Rewrite every line of all the items below as a JSON list of strings, one string per line, skipping blank lines. Leave the picture lines out of the answer.

Element region listings:
■ ■ ■ ■

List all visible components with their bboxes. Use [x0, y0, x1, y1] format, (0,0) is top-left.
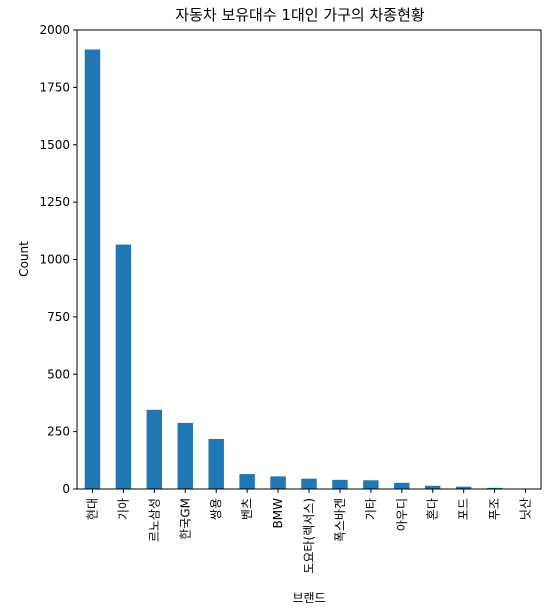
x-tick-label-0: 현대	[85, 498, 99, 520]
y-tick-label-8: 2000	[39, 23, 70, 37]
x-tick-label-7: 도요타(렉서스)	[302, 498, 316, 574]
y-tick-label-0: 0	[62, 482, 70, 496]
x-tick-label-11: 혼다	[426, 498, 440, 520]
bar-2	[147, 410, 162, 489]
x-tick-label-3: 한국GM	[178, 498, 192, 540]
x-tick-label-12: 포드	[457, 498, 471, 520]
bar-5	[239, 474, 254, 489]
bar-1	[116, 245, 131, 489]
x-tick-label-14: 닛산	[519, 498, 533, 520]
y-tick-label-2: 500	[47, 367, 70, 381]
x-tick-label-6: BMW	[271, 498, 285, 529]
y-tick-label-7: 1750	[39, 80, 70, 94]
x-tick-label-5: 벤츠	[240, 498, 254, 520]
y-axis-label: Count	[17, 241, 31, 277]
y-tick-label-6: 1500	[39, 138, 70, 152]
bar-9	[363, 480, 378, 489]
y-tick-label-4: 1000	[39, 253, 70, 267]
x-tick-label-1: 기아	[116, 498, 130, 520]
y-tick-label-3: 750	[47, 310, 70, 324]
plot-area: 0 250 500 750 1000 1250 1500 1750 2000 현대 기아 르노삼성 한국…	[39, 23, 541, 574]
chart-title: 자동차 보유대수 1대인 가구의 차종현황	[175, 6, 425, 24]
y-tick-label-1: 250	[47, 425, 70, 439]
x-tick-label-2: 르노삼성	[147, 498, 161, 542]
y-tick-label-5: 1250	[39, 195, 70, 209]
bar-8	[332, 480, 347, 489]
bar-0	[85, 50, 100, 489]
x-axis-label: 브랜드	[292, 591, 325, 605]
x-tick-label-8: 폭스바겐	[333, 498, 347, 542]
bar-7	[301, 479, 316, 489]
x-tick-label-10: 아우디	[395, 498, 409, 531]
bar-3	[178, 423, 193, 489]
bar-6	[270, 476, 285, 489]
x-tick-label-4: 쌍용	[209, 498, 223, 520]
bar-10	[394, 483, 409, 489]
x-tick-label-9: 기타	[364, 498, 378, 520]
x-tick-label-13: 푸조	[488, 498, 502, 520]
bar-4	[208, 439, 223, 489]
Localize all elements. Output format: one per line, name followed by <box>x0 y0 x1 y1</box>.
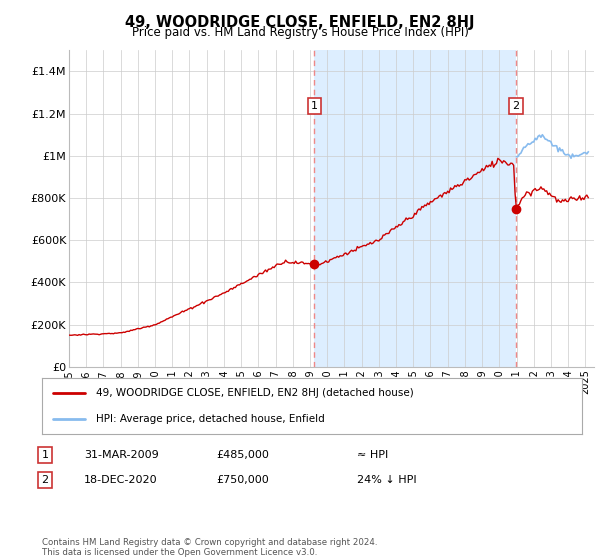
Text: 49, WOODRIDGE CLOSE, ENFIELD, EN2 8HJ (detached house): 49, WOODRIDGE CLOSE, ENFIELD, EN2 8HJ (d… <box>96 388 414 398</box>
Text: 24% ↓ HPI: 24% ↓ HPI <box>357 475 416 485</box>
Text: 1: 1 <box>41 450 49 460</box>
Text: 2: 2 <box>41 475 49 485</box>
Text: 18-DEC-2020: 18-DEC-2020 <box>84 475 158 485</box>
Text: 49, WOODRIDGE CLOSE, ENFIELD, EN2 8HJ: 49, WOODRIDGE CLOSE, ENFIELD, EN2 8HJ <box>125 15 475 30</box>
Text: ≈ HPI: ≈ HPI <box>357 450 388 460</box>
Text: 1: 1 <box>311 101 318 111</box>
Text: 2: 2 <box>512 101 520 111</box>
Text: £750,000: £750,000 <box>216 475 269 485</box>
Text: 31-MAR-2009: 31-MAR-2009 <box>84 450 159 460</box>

■ ■ ■ ■

== RESPONSE TO THIS TASK ==
[
  "List all visible components with their bboxes. Use [x0, y0, x1, y1] format, (0,0) is top-left.",
  "x-tick-label-0: 현대\t[85, 498, 99, 520]",
  "y-tick-label-8: 2000\t[39, 23, 70, 37]",
  "x-tick-label-7: 도요타(렉서스)\t[302, 498, 316, 574]",
  "y-tick-label-0: 0\t[62, 482, 70, 496]",
  "x-tick-label-11: 혼다\t[426, 498, 440, 520]",
  "bar-2\t[147, 410, 162, 489]",
  "x-tick-label-3: 한국GM\t[178, 498, 192, 540]",
  "x-tick-label-12: 포드\t[457, 498, 471, 520]",
  "bar-5\t[239, 474, 254, 489]",
  "bar-1\t[116, 245, 131, 489]",
  "x-tick-label-14: 닛산\t[519, 498, 533, 520]",
  "y-tick-label-2: 500\t[47, 367, 70, 381]",
  "x-tick-label-6: BMW\t[271, 498, 285, 529]",
  "y-tick-label-7: 1750\t[39, 80, 70, 94]",
  "x-tick-label-5: 벤츠\t[240, 498, 254, 520]",
  "y-axis-label: Count\t[17, 241, 31, 277]",
  "y-tick-label-6: 1500\t[39, 138, 70, 152]",
  "bar-9\t[363, 480, 378, 489]",
  "y-tick-label-4: 1000\t[39, 253, 70, 267]",
  "x-tick-label-1: 기아\t[116, 498, 130, 520]",
  "y-tick-label-3: 750\t[47, 310, 70, 324]",
  "plot-area: 0 250 500 750 1000 1250 1500 1750 2000 현대 기아 르노삼성 한국…\t[39, 23, 541, 574]",
  "chart-title: 자동차 보유대수 1대인 가구의 차종현황\t[175, 6, 425, 24]",
  "y-tick-label-1: 250\t[47, 425, 70, 439]",
  "x-tick-label-2: 르노삼성\t[147, 498, 161, 542]",
  "y-tick-label-5: 1250\t[39, 195, 70, 209]",
  "bar-8\t[332, 480, 347, 489]",
  "bar-0\t[85, 50, 100, 489]",
  "x-axis-label: 브랜드\t[292, 591, 325, 605]",
  "x-tick-label-8: 폭스바겐\t[333, 498, 347, 542]",
  "bar-7\t[301, 479, 316, 489]",
  "x-tick-label-10: 아우디\t[395, 498, 409, 531]",
  "bar-3\t[178, 423, 193, 489]",
  "bar-6\t[270, 476, 285, 489]",
  "x-tick-label-4: 쌍용\t[209, 498, 223, 520]",
  "bar-10\t[394, 483, 409, 489]",
  "x-tick-label-9: 기타\t[364, 498, 378, 520]",
  "x-tick-label-13: 푸조\t[488, 498, 502, 520]",
  "bar-4\t[208, 439, 223, 489]",
  "Localize all elements. Output format: one per line, name followed by <box>x0 y0 x1 y1</box>.",
  "Text: 49, WOODRIDGE CLOSE, ENFIELD, EN2 8HJ (detached house): 49, WOODRIDGE CLOSE, ENFIELD, EN2 8HJ (d… <box>96 388 414 398</box>",
  "Text: 24% ↓ HPI: 24% ↓ HPI <box>357 475 416 485</box>",
  "Text: 1: 1 <box>41 450 49 460</box>",
  "Text: 2: 2 <box>41 475 49 485</box>",
  "Text: 18-DEC-2020: 18-DEC-2020 <box>84 475 158 485</box>",
  "Text: 49, WOODRIDGE CLOSE, ENFIELD, EN2 8HJ: 49, WOODRIDGE CLOSE, ENFIELD, EN2 8HJ <box>125 15 475 30</box>",
  "Text: ≈ HPI: ≈ HPI <box>357 450 388 460</box>",
  "Text: 1: 1 <box>311 101 318 111</box>",
  "Text: 2: 2 <box>512 101 520 111</box>",
  "Text: £750,000: £750,000 <box>216 475 269 485</box>",
  "Text: 31-MAR-2009: 31-MAR-2009 <box>84 450 159 460</box>"
]